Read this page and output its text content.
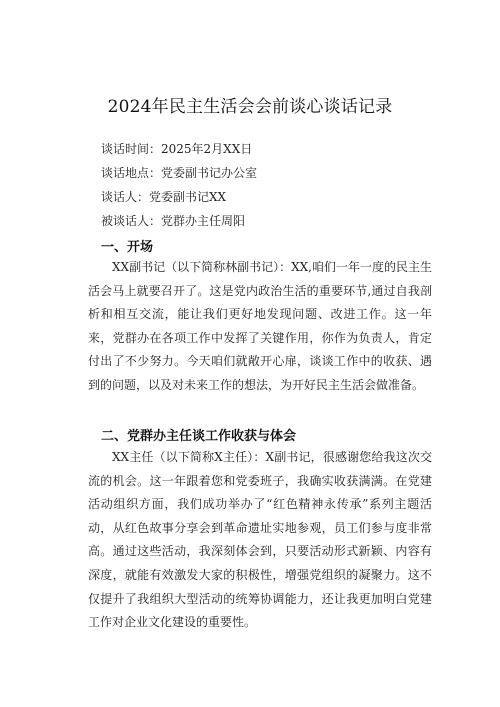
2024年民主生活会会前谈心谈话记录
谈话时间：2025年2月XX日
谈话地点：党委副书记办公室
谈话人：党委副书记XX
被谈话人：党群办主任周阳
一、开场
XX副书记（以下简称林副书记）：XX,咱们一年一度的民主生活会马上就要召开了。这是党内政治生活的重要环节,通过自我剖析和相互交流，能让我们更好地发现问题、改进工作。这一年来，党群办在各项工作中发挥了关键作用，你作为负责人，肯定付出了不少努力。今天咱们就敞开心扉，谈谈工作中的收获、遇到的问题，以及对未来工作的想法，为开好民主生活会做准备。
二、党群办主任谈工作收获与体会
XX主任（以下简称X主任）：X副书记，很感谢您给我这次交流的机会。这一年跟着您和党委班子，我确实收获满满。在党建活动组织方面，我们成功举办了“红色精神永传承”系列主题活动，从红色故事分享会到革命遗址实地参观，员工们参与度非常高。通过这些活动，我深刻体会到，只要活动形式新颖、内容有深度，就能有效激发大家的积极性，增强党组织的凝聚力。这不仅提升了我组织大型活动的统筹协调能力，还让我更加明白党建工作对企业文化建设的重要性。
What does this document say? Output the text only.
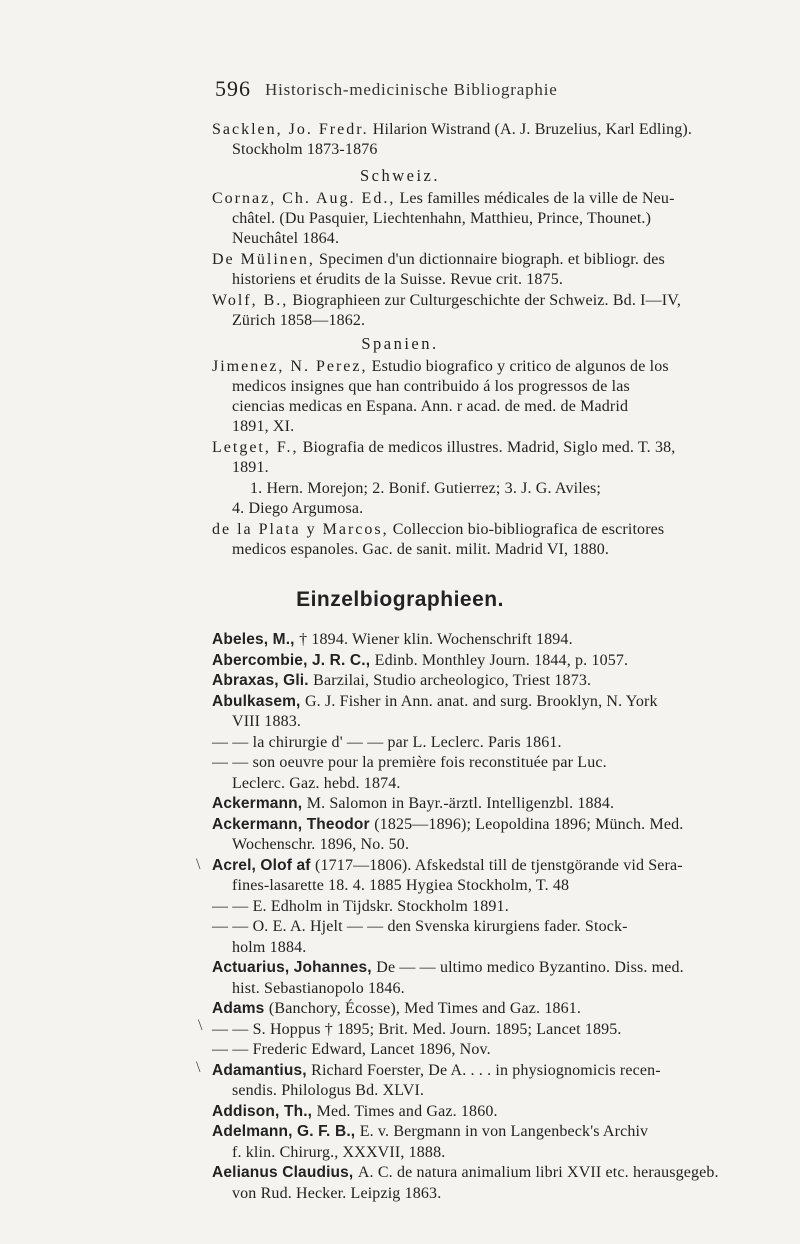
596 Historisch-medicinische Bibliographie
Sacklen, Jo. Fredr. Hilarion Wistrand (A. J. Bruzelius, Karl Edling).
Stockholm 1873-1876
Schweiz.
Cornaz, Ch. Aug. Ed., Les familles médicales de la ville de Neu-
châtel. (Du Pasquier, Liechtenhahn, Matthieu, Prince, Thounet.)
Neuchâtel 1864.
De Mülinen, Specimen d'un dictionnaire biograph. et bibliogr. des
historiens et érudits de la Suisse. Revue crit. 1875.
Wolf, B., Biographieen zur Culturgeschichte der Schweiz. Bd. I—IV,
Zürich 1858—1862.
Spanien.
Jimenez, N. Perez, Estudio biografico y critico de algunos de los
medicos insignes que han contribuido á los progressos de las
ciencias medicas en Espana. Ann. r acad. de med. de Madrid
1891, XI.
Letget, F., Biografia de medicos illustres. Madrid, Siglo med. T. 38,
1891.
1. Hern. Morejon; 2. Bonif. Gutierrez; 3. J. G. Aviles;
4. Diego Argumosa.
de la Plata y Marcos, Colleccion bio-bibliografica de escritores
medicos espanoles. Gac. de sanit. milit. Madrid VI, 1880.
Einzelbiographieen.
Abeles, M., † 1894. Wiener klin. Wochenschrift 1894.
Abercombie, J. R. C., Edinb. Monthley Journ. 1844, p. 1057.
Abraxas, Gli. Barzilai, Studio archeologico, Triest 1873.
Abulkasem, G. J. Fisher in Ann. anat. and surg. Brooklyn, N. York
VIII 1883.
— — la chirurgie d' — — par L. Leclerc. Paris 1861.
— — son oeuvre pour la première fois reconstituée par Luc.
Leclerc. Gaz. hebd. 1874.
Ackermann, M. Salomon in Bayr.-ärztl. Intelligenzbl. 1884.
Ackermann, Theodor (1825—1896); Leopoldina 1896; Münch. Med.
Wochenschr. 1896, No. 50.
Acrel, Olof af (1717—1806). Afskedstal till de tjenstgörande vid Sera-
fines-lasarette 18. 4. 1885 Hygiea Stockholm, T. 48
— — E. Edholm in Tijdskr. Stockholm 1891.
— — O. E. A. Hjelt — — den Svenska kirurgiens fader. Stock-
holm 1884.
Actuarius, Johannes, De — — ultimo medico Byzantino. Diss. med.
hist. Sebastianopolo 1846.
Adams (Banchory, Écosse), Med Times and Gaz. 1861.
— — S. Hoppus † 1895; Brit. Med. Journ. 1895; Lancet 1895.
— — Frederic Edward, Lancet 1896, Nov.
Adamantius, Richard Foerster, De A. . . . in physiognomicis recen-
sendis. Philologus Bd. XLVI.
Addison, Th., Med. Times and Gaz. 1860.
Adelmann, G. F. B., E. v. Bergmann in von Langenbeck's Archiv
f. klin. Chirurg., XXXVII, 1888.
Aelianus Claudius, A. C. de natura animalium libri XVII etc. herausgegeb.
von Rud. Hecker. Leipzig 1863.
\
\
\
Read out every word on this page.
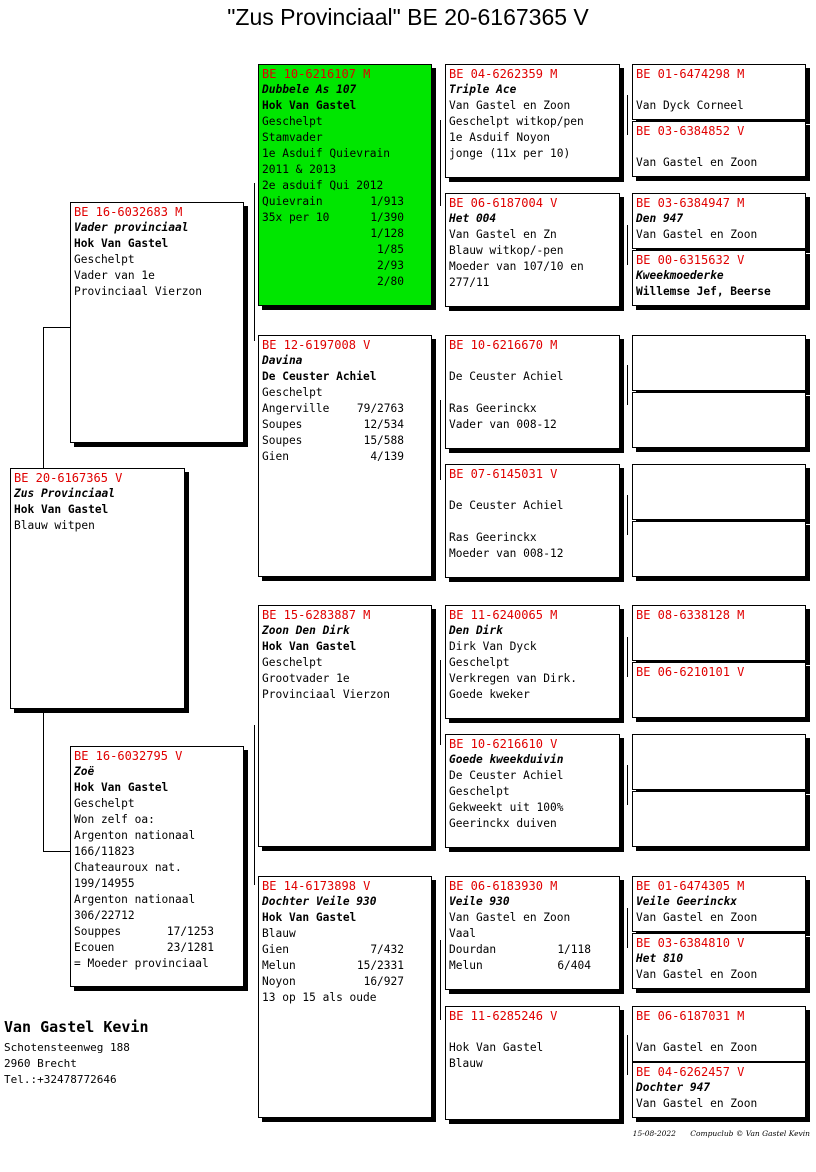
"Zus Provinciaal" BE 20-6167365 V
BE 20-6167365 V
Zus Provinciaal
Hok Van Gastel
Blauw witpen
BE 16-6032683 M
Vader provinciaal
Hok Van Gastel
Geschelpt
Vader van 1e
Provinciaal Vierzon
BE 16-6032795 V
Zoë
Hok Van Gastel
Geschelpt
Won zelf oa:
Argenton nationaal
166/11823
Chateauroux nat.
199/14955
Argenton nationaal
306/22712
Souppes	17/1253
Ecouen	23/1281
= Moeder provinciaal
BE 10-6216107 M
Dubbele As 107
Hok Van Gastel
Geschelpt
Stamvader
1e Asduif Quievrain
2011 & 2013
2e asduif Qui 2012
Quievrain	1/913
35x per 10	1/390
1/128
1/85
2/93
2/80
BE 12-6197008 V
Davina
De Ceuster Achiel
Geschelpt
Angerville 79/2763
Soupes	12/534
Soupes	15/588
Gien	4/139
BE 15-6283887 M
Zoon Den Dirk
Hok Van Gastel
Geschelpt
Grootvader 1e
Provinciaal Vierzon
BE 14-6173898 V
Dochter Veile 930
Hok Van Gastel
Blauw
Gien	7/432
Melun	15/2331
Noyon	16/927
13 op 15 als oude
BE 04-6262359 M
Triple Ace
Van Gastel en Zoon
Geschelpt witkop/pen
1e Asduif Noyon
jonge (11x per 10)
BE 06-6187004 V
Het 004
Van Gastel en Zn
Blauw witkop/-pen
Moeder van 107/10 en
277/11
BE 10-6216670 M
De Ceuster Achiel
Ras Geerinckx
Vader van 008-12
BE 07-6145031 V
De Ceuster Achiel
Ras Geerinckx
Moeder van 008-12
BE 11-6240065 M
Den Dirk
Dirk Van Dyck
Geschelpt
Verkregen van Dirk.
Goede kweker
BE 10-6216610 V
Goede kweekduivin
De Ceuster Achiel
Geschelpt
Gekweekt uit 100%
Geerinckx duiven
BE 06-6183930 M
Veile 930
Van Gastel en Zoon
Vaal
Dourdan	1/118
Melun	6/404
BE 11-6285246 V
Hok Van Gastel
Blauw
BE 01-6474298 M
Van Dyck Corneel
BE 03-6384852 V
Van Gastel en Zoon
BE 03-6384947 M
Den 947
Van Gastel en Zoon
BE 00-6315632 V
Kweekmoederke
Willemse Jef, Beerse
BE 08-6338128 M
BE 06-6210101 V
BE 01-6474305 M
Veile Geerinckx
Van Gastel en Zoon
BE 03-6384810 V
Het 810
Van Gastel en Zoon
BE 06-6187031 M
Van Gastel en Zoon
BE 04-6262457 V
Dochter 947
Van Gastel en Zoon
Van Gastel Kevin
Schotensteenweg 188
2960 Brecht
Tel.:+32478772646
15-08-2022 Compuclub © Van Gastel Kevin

Given instruction:
Report how many lines in the listing include the word "Times". Give nothing but the count.

Reply to the task:
2